(Entries drawn from a collection)
= = =
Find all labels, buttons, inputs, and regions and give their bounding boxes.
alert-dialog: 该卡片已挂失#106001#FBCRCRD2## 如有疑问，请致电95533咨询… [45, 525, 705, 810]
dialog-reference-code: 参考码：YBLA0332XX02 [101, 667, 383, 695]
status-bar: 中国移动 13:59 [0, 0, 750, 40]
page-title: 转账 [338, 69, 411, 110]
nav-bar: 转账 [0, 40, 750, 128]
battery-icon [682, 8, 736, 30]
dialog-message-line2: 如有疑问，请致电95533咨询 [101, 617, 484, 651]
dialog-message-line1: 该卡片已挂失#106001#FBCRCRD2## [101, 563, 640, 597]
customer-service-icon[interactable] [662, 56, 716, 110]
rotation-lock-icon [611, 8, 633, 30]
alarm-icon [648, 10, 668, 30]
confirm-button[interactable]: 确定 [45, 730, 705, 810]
= = =
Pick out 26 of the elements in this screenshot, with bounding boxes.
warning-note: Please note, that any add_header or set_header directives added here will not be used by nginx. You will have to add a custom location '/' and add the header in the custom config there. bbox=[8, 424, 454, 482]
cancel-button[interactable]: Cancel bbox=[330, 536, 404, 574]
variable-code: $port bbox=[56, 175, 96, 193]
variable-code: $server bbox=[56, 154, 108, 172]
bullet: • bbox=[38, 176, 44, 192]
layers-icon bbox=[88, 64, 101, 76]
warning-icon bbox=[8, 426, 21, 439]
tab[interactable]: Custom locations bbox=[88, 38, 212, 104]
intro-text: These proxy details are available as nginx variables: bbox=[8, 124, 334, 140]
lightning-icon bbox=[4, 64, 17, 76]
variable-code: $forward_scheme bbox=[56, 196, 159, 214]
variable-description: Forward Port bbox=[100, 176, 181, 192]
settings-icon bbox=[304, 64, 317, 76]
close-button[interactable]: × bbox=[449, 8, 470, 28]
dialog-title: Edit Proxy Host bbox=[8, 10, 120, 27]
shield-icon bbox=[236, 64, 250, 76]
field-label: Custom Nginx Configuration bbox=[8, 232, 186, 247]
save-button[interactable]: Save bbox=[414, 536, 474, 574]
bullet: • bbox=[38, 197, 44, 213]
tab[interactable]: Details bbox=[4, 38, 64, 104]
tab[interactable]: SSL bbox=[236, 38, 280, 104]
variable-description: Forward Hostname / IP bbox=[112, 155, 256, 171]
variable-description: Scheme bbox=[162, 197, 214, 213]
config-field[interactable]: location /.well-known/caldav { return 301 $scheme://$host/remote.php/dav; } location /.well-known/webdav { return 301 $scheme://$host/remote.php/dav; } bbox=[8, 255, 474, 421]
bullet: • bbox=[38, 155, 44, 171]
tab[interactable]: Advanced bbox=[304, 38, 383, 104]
= = =
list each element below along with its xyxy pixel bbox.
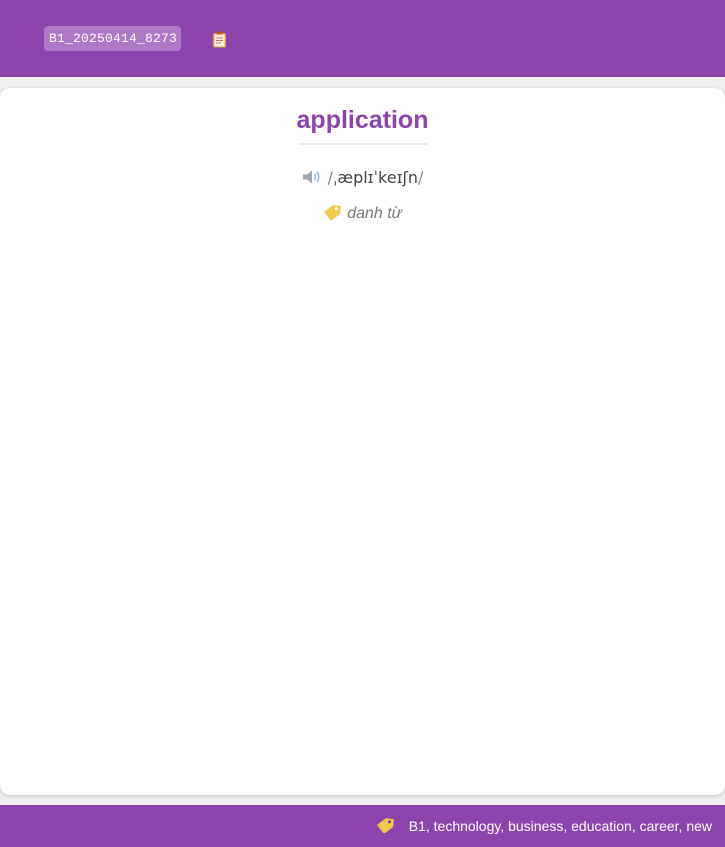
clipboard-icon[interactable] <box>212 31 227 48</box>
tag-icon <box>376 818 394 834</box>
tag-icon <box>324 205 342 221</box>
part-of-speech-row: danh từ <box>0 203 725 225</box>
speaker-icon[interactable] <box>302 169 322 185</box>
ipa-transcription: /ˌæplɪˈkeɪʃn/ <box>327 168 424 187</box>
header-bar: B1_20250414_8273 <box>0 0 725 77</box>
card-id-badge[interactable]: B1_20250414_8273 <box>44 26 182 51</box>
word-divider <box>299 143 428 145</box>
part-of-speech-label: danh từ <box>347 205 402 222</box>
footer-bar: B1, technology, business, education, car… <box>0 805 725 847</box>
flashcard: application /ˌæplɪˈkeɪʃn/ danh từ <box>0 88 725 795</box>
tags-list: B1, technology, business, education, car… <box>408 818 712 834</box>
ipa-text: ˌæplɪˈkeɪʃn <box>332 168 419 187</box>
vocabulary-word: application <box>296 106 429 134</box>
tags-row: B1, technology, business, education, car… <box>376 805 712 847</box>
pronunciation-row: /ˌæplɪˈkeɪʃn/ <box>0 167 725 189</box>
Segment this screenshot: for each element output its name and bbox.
= = =
» What the task requires: Pick out every line of the material above that contains the string "list", and copy each one in full. Matches must agree in case.

» Reply:
list each element below along with its xyxy pixel bbox.
tags-list: B1, technology, business, education, car… <box>408 818 712 834</box>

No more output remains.